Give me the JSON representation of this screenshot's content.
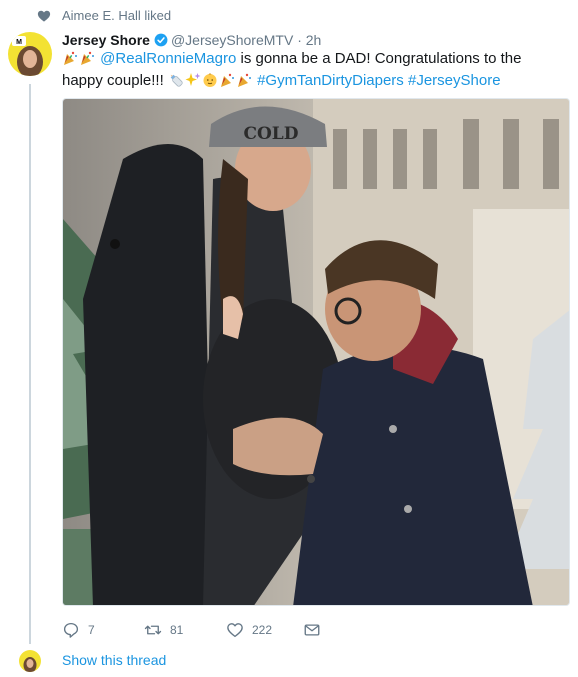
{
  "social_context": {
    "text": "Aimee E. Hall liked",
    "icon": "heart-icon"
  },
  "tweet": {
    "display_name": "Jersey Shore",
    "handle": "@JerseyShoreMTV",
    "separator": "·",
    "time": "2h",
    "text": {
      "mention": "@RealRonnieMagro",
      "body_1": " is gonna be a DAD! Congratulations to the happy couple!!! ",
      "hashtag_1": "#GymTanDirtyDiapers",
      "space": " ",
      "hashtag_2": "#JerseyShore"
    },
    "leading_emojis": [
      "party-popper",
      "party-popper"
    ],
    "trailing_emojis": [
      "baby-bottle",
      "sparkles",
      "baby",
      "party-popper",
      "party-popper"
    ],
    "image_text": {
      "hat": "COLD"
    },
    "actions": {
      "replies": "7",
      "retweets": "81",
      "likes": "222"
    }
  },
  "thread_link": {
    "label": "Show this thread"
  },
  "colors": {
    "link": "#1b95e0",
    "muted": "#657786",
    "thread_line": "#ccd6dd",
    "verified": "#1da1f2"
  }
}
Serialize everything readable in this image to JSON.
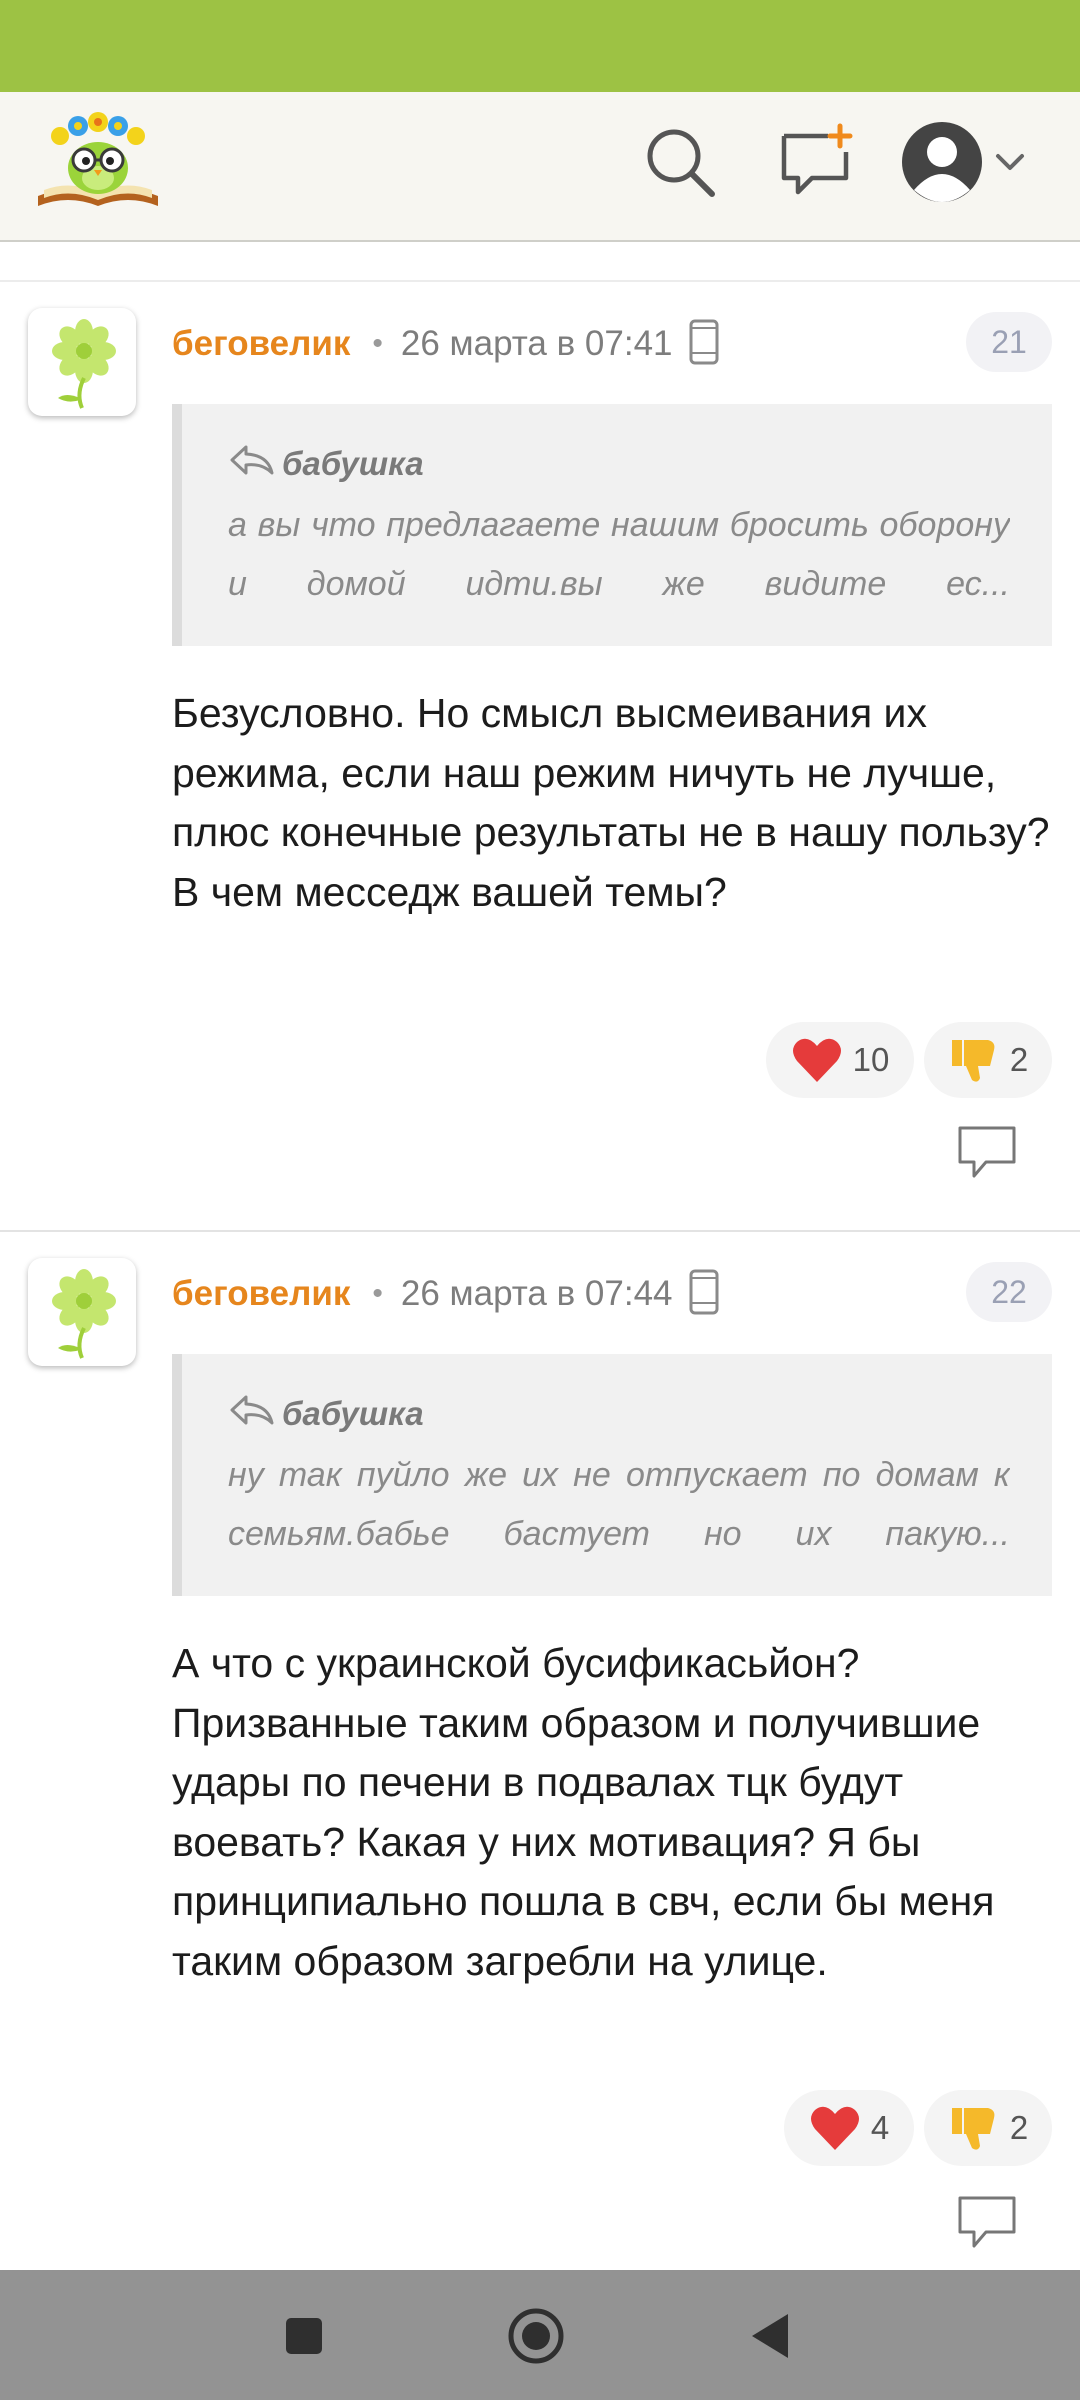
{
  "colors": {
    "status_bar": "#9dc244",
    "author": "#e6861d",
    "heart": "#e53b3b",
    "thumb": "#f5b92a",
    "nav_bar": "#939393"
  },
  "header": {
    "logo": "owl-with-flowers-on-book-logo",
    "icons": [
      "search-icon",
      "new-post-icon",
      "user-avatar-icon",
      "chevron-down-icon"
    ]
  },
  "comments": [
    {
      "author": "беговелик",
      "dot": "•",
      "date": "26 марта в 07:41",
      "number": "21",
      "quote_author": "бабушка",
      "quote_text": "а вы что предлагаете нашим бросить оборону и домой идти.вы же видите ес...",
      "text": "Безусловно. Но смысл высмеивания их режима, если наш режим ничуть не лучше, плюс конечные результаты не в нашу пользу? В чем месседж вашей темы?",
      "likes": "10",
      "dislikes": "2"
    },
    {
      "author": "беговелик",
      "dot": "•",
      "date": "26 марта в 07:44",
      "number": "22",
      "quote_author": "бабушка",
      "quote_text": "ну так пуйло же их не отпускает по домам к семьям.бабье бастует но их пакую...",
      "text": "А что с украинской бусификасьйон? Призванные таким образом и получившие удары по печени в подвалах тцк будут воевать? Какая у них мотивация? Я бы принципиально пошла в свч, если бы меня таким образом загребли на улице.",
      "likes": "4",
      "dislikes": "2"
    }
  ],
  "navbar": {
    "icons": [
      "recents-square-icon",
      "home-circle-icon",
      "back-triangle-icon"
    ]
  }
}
# # # # #
• What you need to do: Using the data above, print every line exactly, omitting pictures.

• Solution for this problem:
Give me the JSON representation of this screenshot's content.
{
  "social_context": {
    "text": "Aimee E. Hall liked",
    "icon": "heart-icon"
  },
  "tweet": {
    "display_name": "Jersey Shore",
    "handle": "@JerseyShoreMTV",
    "separator": "·",
    "time": "2h",
    "text": {
      "mention": "@RealRonnieMagro",
      "body_1": " is gonna be a DAD! Congratulations to the happy couple!!! ",
      "hashtag_1": "#GymTanDirtyDiapers",
      "space": " ",
      "hashtag_2": "#JerseyShore"
    },
    "leading_emojis": [
      "party-popper",
      "party-popper"
    ],
    "trailing_emojis": [
      "baby-bottle",
      "sparkles",
      "baby",
      "party-popper",
      "party-popper"
    ],
    "image_text": {
      "hat": "COLD"
    },
    "actions": {
      "replies": "7",
      "retweets": "81",
      "likes": "222"
    }
  },
  "thread_link": {
    "label": "Show this thread"
  },
  "colors": {
    "link": "#1b95e0",
    "muted": "#657786",
    "thread_line": "#ccd6dd",
    "verified": "#1da1f2"
  }
}
Serialize everything readable in this image to JSON.
{
  "colors": {
    "status_bar": "#9dc244",
    "author": "#e6861d",
    "heart": "#e53b3b",
    "thumb": "#f5b92a",
    "nav_bar": "#939393"
  },
  "header": {
    "logo": "owl-with-flowers-on-book-logo",
    "icons": [
      "search-icon",
      "new-post-icon",
      "user-avatar-icon",
      "chevron-down-icon"
    ]
  },
  "comments": [
    {
      "author": "беговелик",
      "dot": "•",
      "date": "26 марта в 07:41",
      "number": "21",
      "quote_author": "бабушка",
      "quote_text": "а вы что предлагаете нашим бросить оборону и домой идти.вы же видите ес...",
      "text": "Безусловно. Но смысл высмеивания их режима, если наш режим ничуть не лучше, плюс конечные результаты не в нашу пользу? В чем месседж вашей темы?",
      "likes": "10",
      "dislikes": "2"
    },
    {
      "author": "беговелик",
      "dot": "•",
      "date": "26 марта в 07:44",
      "number": "22",
      "quote_author": "бабушка",
      "quote_text": "ну так пуйло же их не отпускает по домам к семьям.бабье бастует но их пакую...",
      "text": "А что с украинской бусификасьйон? Призванные таким образом и получившие удары по печени в подвалах тцк будут воевать? Какая у них мотивация? Я бы принципиально пошла в свч, если бы меня таким образом загребли на улице.",
      "likes": "4",
      "dislikes": "2"
    }
  ],
  "navbar": {
    "icons": [
      "recents-square-icon",
      "home-circle-icon",
      "back-triangle-icon"
    ]
  }
}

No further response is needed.